(Some records)

— begin —

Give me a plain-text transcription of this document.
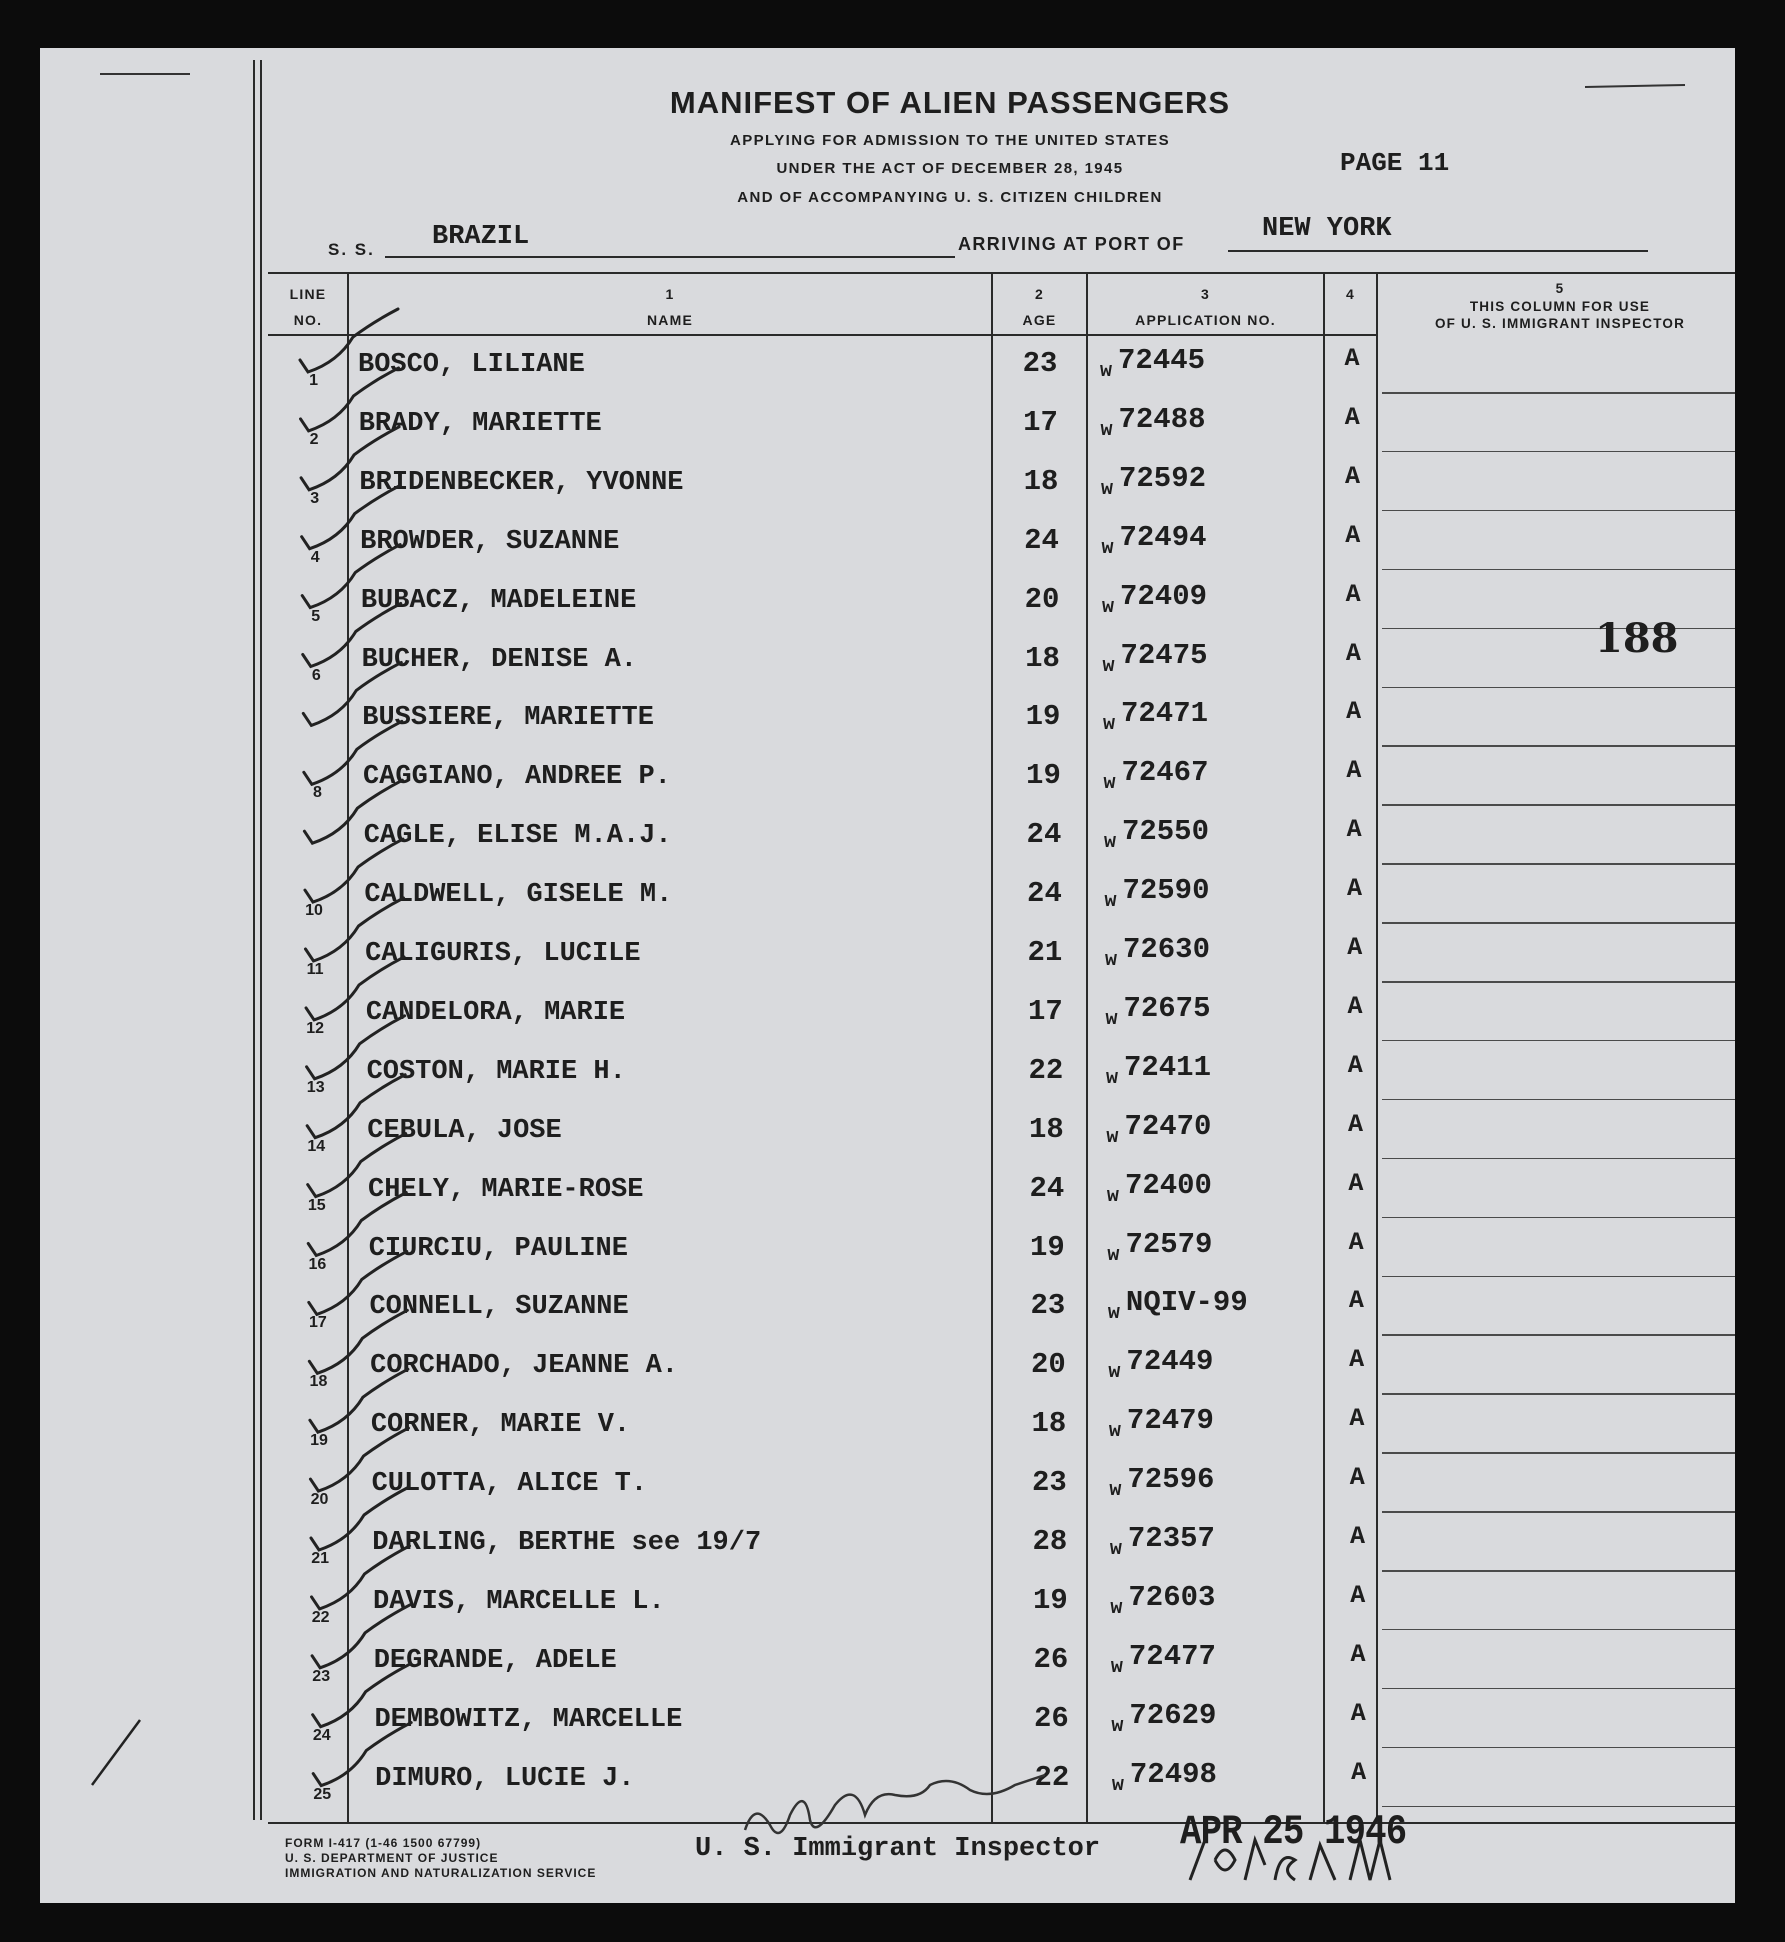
MANIFEST OF ALIEN PASSENGERS
APPLYING FOR ADMISSION TO THE UNITED STATES
UNDER THE ACT OF DECEMBER 28, 1945
AND OF ACCOMPANYING U. S. CITIZEN CHILDREN
PAGE 11
S. S. BRAZIL	ARRIVING AT PORT OF	NEW YORK
LINE
NO.
1
NAME
2
AGE
3
APPLICATION NO.
4	5
THIS COLUMN FOR USE
OF U. S. IMMIGRANT INSPECTOR
1
BOSCO, LILIANE	23	$_w$ 72445	A
2
BRADY, MARIETTE	17	$_w$ 72488	A
3
BRIDENBECKER, YVONNE	18	$_w$ 72592	A
4
BROWDER, SUZANNE	24	$_w$ 72494	A
5
BUBACZ, MADELEINE	20	$_w$ 72409	A
6
BUCHER, DENISE A.	18	$_w$ 72475	A
BUSSIERE, MARIETTE	19	$_w$ 72471	A
8
CAGGIANO, ANDREE P.	19	$_w$ 72467	A
CAGLE, ELISE M.A.J.	24	$_w$ 72550	A
10
CALDWELL, GISELE M.	24	$_w$ 72590	A
11
CALIGURIS, LUCILE	21	$_w$ 72630	A
12
CANDELORA, MARIE	17	$_w$ 72675	A
13
COSTON, MARIE H.	22	$_w$ 72411	A
14
CEBULA, JOSE	18	$_w$ 72470	A
15
CHELY, MARIE-ROSE	24	$_w$ 72400	A
16
CIURCIU, PAULINE	19	$_w$ 72579	A
17
CONNELL, SUZANNE	23	$_w$ NQIV-99	A
18
CORCHADO, JEANNE A.	20	$_w$ 72449	A
19
CORNER, MARIE V.	18	$_w$ 72479	A
20
CULOTTA, ALICE T.	23	$_w$ 72596	A
21
DARLING, BERTHE see 19/7	28	$_w$ 72357	A
22
DAVIS, MARCELLE L.	19	$_w$ 72603	A
23
DEGRANDE, ADELE	26	$_w$ 72477	A
24
DEMBOWITZ, MARCELLE	26	$_w$ 72629	A
25
DIMURO, LUCIE J.	22	$_w$ 72498	A
188
APR 25 1946
FORM I-417 (1-46 1500 67799)
U. S. DEPARTMENT OF JUSTICE
IMMIGRATION AND NATURALIZATION SERVICE
U. S. Immigrant Inspector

— end —

EXERCISE AIM
Find "MARIETTE". Copy every line it occurs in.

THE RESPONSE
BRADY, MARIETTE	17	$_w$ 72488	A
BUSSIERE, MARIETTE	19	$_w$ 72471	A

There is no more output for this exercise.